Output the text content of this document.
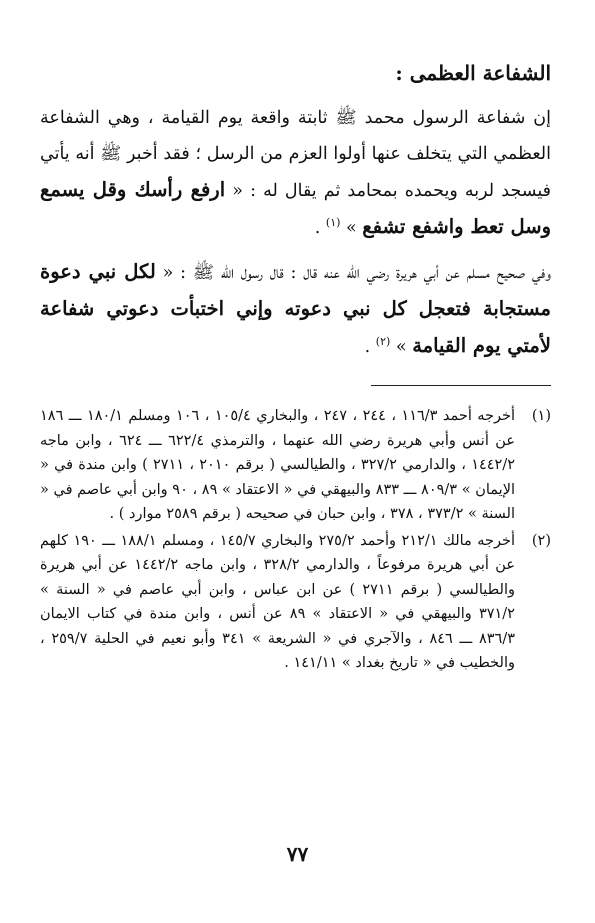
الشفاعة العظمى :

إن شفاعة الرسول محمد ﷺ ثابتة واقعة يوم القيامة ، وهي الشفاعة العظمي التي يتخلف عنها أولوا العزم من الرسل ؛ فقد أخبر ﷺ أنه يأتي فيسجد لربه ويحمده بمحامد ثم يقال له : « ارفع رأسك وقل يسمع وسل تعط واشفع تشفع » $^{(١)}$ .

وفي صحيح مسلم عن أبي هريرة رضي الله عنه قال : قال رسول الله ﷺ : « لكل نبي دعوة مستجابة فتعجل كل نبي دعوته وإني اختبأت دعوتي شفاعة لأمتي يوم القيامة » $^{(٢)}$ .

(١)
أخرجه أحمد ١١٦/٣ ، ٢٤٤ ، ٢٤٧ ، والبخاري ١٠٥/٤ ، ١٠٦ ومسلم ١٨٠/١ ـــ ١٨٦ عن أنس وأبي هريرة رضي الله عنهما ، والترمذي ٦٢٢/٤ ـــ ٦٢٤ ، وابن ماجه ١٤٤٢/٢ ، والدارمي ٣٢٧/٢ ، والطيالسي ( برقم ٢٠١٠ ، ٢٧١١ ) وابن مندة في « الإيمان » ٨٠٩/٣ ـــ ٨٣٣ والبيهقي في « الاعتقاد » ٨٩ ، ٩٠ وابن أبي عاصم في « السنة » ٣٧٣/٢ ، ٣٧٨ ، وابن حبان في صحيحه ( برقم ٢٥٨٩ موارد ) .
(٢)
أخرجه مالك ٢١٢/١ وأحمد ٢٧٥/٢ والبخاري ١٤٥/٧ ، ومسلم ١٨٨/١ ـــ ١٩٠ كلهم عن أبي هريرة مرفوعاً ، والدارمي ٣٢٨/٢ ، وابن ماجه ١٤٤٢/٢ عن أبي هريرة والطيالسي ( برقم ٢٧١١ ) عن ابن عباس ، وابن أبي عاصم في « السنة » ٣٧١/٢ والبيهقي في « الاعتقاد » ٨٩ عن أنس ، وابن مندة في كتاب الايمان ٨٣٦/٣ ـــ ٨٤٦ ، والآجري في « الشريعة » ٣٤١ وأبو نعيم في الحلية ٢٥٩/٧ ، والخطيب في « تاريخ بغداد » ١٤١/١١ .
٧٧
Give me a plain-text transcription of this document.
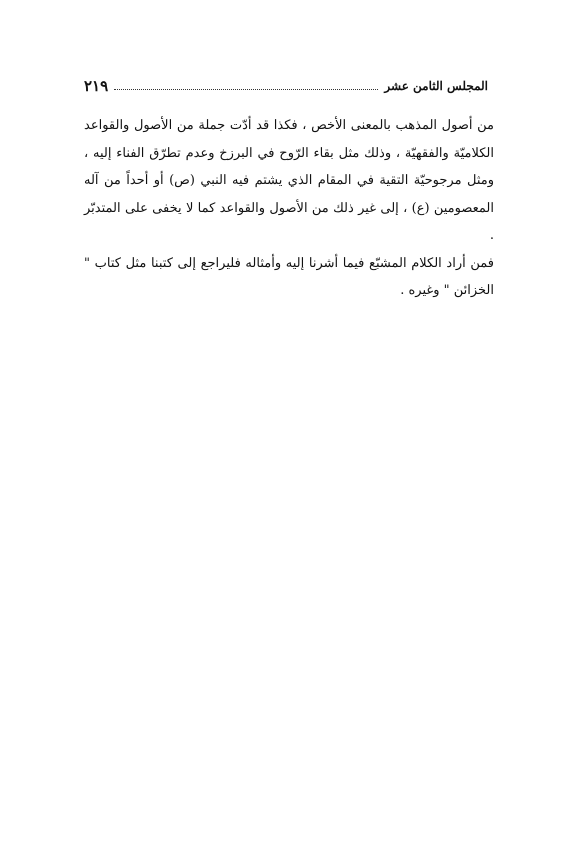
المجلس الثامن عشر
٢١٩

من أصول المذهب بالمعنى الأخص ، فكذا قد أدّت جملة من الأصول والقواعد الكلاميّة والفقهيّة ، وذلك مثل بقاء الرّوح في البرزخ وعدم تطرّق الفناء إليه ، ومثل مرجوحيّة التقية في المقام الذي يشتم فيه النبي (ص) أو أحداً من آله المعصومين (ع) ، إلى غير ذلك من الأصول والقواعد كما لا يخفى على المتدبّر .

فمن أراد الكلام المشبّع فيما أشرنا إليه وأمثاله فليراجع إلى كتبنا مثل كتاب " الخزائن " وغيره .
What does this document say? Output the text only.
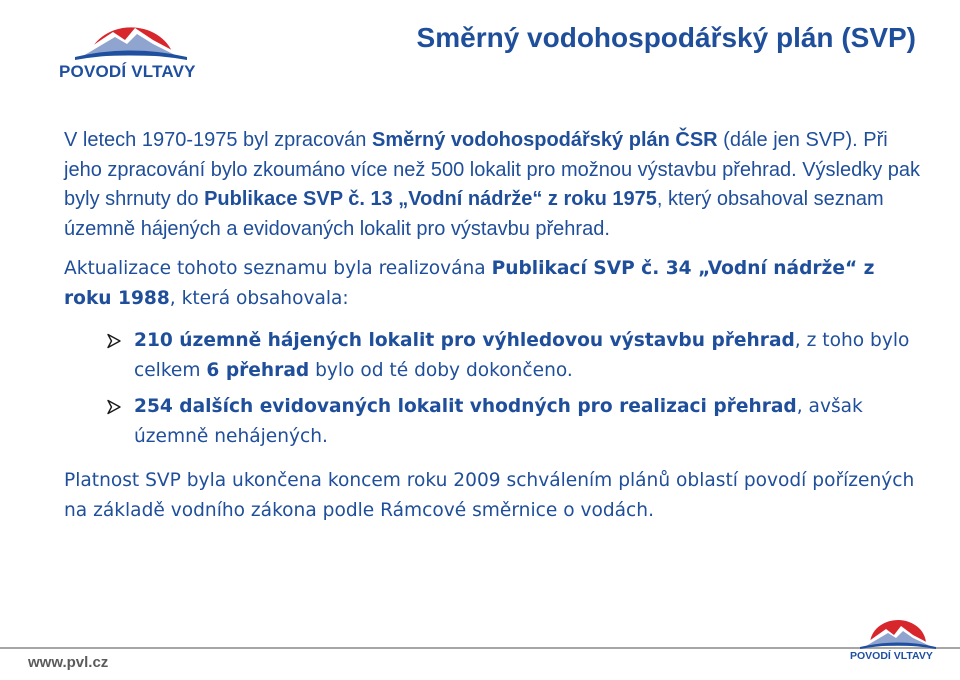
POVODÍ VLTAVY
Směrný vodohospodářský plán (SVP)

V letech 1970-1975 byl zpracován Směrný vodohospodářský plán ČSR (dále jen SVP). Při jeho zpracování bylo zkoumáno více než 500 lokalit pro možnou výstavbu přehrad. Výsledky pak byly shrnuty do Publikace SVP č. 13 „Vodní nádrže“ z roku 1975, který obsahoval seznam územně hájených a evidovaných lokalit pro výstavbu přehrad.

Aktualizace tohoto seznamu byla realizována Publikací SVP č. 34 „Vodní nádrže“ z roku 1988, která obsahovala:

210 územně hájených lokalit pro výhledovou výstavbu přehrad, z toho bylo celkem 6 přehrad bylo od té doby dokončeno.
254 dalších evidovaných lokalit vhodných pro realizaci přehrad, avšak územně nehájených.

Platnost SVP byla ukončena koncem roku 2009 schválením plánů oblastí povodí pořízených na základě vodního zákona podle Rámcové směrnice o vodách.

www.pvl.cz	POVODÍ VLTAVY
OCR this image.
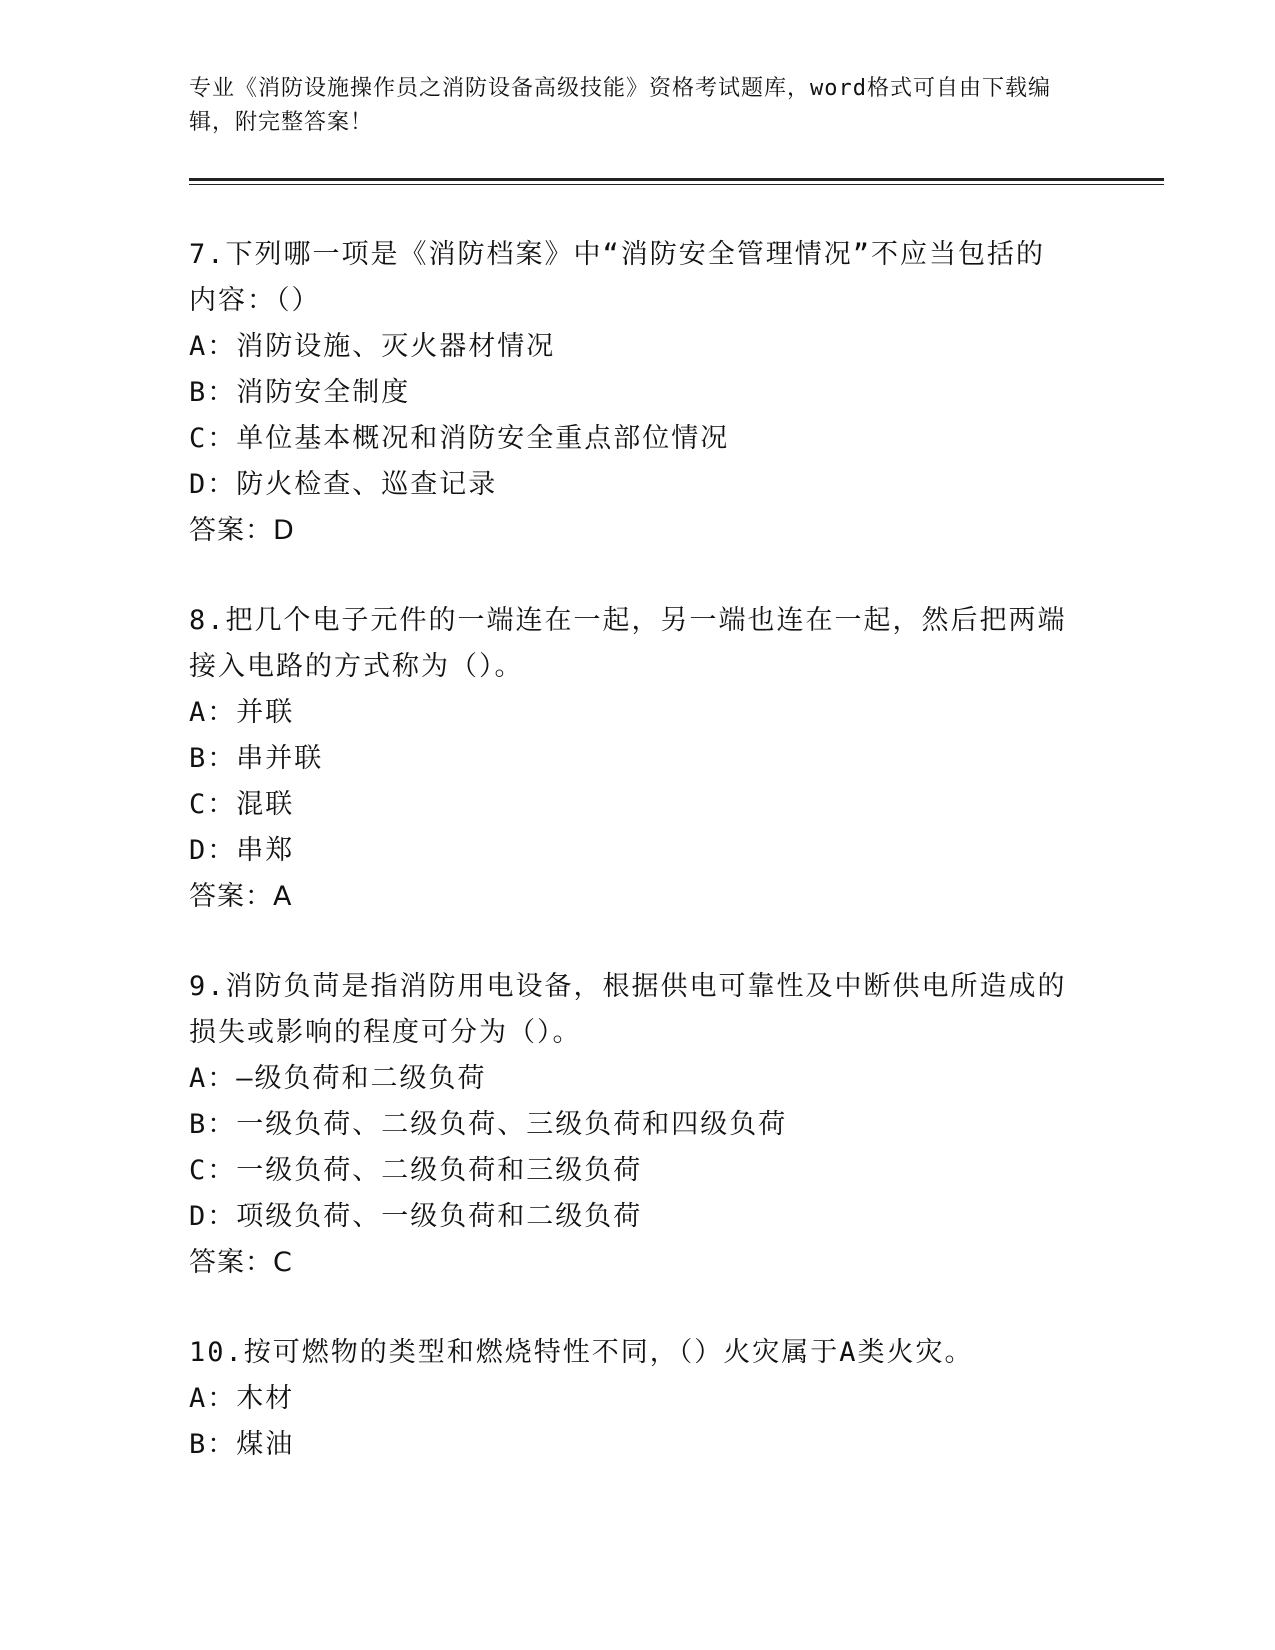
专业《消防设施操作员之消防设备高级技能》资格考试题库，word格式可自由下载编辑，附完整答案！
7.下列哪一项是《消防档案》中“消防安全管理情况”不应当包括的内容：（）
A：消防设施、灭火器材情况
B：消防安全制度
C：单位基本概况和消防安全重点部位情况
D：防火检查、巡查记录
答案：D
8.把几个电子元件的一端连在一起，另一端也连在一起，然后把两端接入电路的方式称为（）。
A：并联
B：串并联
C：混联
D：串郑
答案：A
9.消防负苘是指消防用电设备，根据供电可靠性及中断供电所造成的损失或影响的程度可分为（）。
A：—级负荷和二级负荷
B：一级负荷、二级负荷、三级负荷和四级负荷
C：一级负荷、二级负荷和三级负荷
D：项级负荷、一级负荷和二级负荷
答案：C
10.按可燃物的类型和燃烧特性不同，（）火灾属于A类火灾。
A：木材
B：煤油
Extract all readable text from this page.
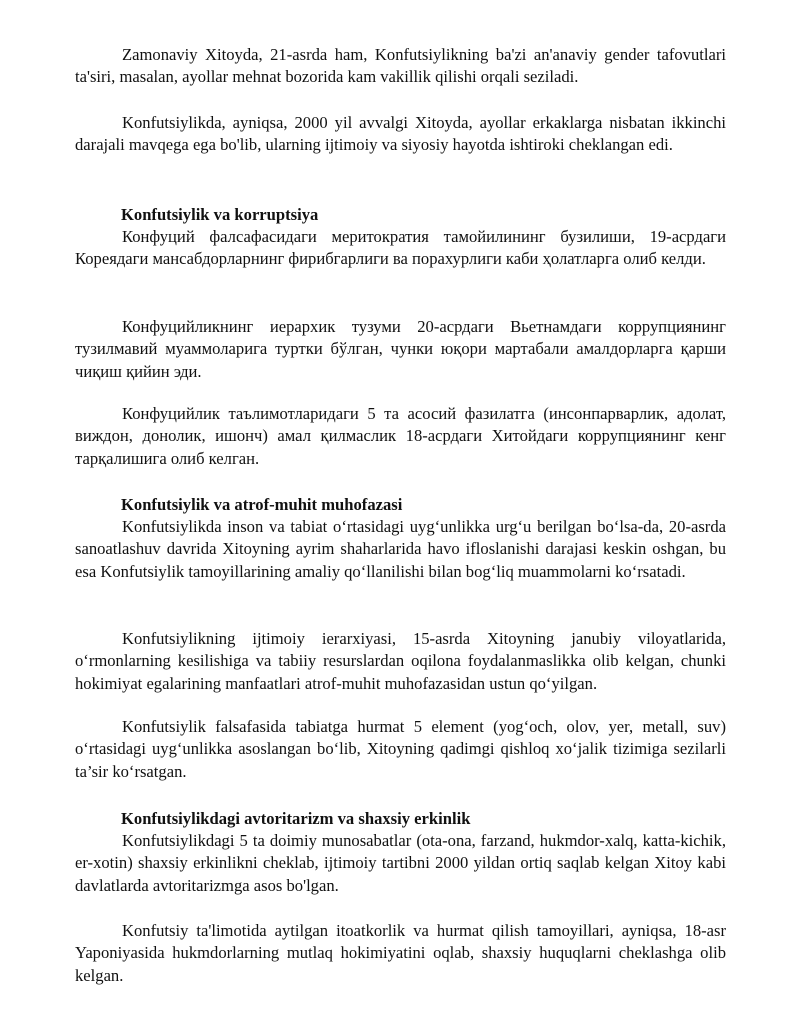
Zamonaviy Xitoyda, 21-asrda ham, Konfutsiylikning ba'zi an'anaviy gender tafovutlari ta'siri, masalan, ayollar mehnat bozorida kam vakillik qilishi orqali seziladi.

Konfutsiylikda, ayniqsa, 2000 yil avvalgi Xitoyda, ayollar erkaklarga nisbatan ikkinchi darajali mavqega ega bo'lib, ularning ijtimoiy va siyosiy hayotda ishtiroki cheklangan edi.

Konfutsiylik va korruptsiya

Конфуций фалсафасидаги меритократия тамойилининг бузилиши, 19-асрдаги Кореядаги мансабдорларнинг фирибгарлиги ва порахурлиги каби ҳолатларга олиб келди.

Конфуцийликнинг иерархик тузуми 20-асрдаги Вьетнамдаги коррупциянинг тузилмавий муаммоларига туртки бўлган, чунки юқори мартабали амалдорларга қарши чиқиш қийин эди.

Конфуцийлик таълимотларидаги 5 та асосий фазилатга (инсонпарварлик, адолат, виждон, донолик, ишонч) амал қилмаслик 18-асрдаги Хитойдаги коррупциянинг кенг тарқалишига олиб келган.

Konfutsiylik va atrof-muhit muhofazasi

Konfutsiylikda inson va tabiat o‘rtasidagi uyg‘unlikka urg‘u berilgan bo‘lsa-da, 20-asrda sanoatlashuv davrida Xitoyning ayrim shaharlarida havo ifloslanishi darajasi keskin oshgan, bu esa Konfutsiylik tamoyillarining amaliy qo‘llanilishi bilan bog‘liq muammolarni ko‘rsatadi.

Konfutsiylikning ijtimoiy ierarxiyasi, 15-asrda Xitoyning janubiy viloyatlarida, o‘rmonlarning kesilishiga va tabiiy resurslardan oqilona foydalanmaslikka olib kelgan, chunki hokimiyat egalarining manfaatlari atrof-muhit muhofazasidan ustun qo‘yilgan.

Konfutsiylik falsafasida tabiatga hurmat 5 element (yog‘och, olov, yer, metall, suv) o‘rtasidagi uyg‘unlikka asoslangan bo‘lib, Xitoyning qadimgi qishloq xo‘jalik tizimiga sezilarli ta’sir ko‘rsatgan.

Konfutsiylikdagi avtoritarizm va shaxsiy erkinlik

Konfutsiylikdagi 5 ta doimiy munosabatlar (ota-ona, farzand, hukmdor-xalq, katta-kichik, er-xotin) shaxsiy erkinlikni cheklab, ijtimoiy tartibni 2000 yildan ortiq saqlab kelgan Xitoy kabi davlatlarda avtoritarizmga asos bo'lgan.

Konfutsiy ta'limotida aytilgan itoatkorlik va hurmat qilish tamoyillari, ayniqsa, 18-asr Yaponiyasida hukmdorlarning mutlaq hokimiyatini oqlab, shaxsiy huquqlarni cheklashga olib kelgan.
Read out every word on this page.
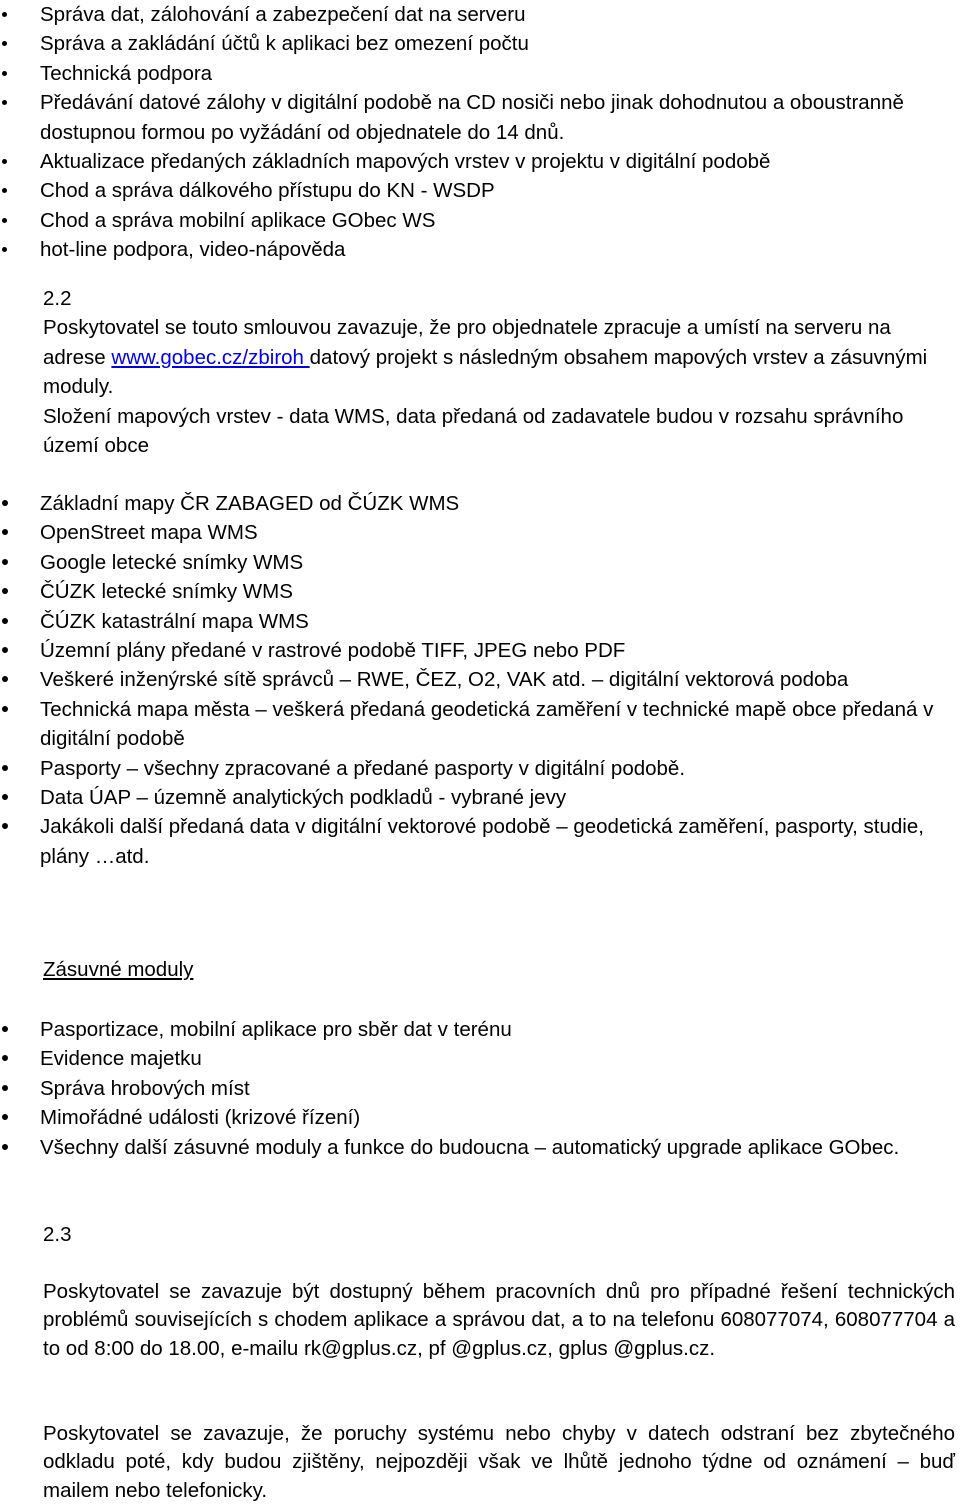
Správa dat, zálohování a zabezpečení dat na serveru
Správa a zakládání účtů k aplikaci bez omezení počtu
Technická podpora
Předávání datové zálohy v digitální podobě na CD nosiči nebo jinak dohodnutou a oboustranně dostupnou formou po vyžádání od objednatele do 14 dnů.
Aktualizace předaných základních mapových vrstev v projektu v digitální podobě
Chod a správa dálkového přístupu do KN - WSDP
Chod a správa mobilní aplikace GObec WS
hot-line podpora, video-nápověda

2.2

Poskytovatel se touto smlouvou zavazuje, že pro objednatele zpracuje a umístí na serveru na adrese www.gobec.cz/zbiroh datový projekt s následným obsahem mapových vrstev a zásuvnými moduly.

Složení mapových vrstev - data WMS, data předaná od zadavatele budou v rozsahu správního území obce

Základní mapy ČR ZABAGED od ČÚZK WMS
OpenStreet mapa WMS
Google letecké snímky WMS
ČÚZK letecké snímky WMS
ČÚZK katastrální mapa WMS
Územní plány předané v rastrové podobě TIFF, JPEG nebo PDF
Veškeré inženýrské sítě správců – RWE, ČEZ, O2, VAK atd. – digitální vektorová podoba
Technická mapa města – veškerá předaná geodetická zaměření v technické mapě obce předaná v digitální podobě
Pasporty – všechny zpracované a předané pasporty v digitální podobě.
Data ÚAP – územně analytických podkladů - vybrané jevy
Jakákoli další předaná data v digitální vektorové podobě – geodetická zaměření, pasporty, studie, plány …atd.
Zásuvné moduly
Pasportizace, mobilní aplikace pro sběr dat v terénu
Evidence majetku
Správa hrobových míst
Mimořádné události (krizové řízení)
Všechny další zásuvné moduly a funkce do budoucna – automatický upgrade aplikace GObec.
2.3

Poskytovatel se zavazuje být dostupný během pracovních dnů pro případné řešení technických problémů souvisejících s chodem aplikace a správou dat, a to na telefonu 608077074, 608077704 a to od 8:00 do 18.00, e-mailu rk@gplus.cz, pf @gplus.cz, gplus @gplus.cz.

Poskytovatel se zavazuje, že poruchy systému nebo chyby v datech odstraní bez zbytečného odkladu poté, kdy budou zjištěny, nejpozději však ve lhůtě jednoho týdne od oznámení – buď mailem nebo telefonicky.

....

▶ _The task_
Only the number is wanted: how many lines in the data include the string "asrda"?

▶ _The reply_
3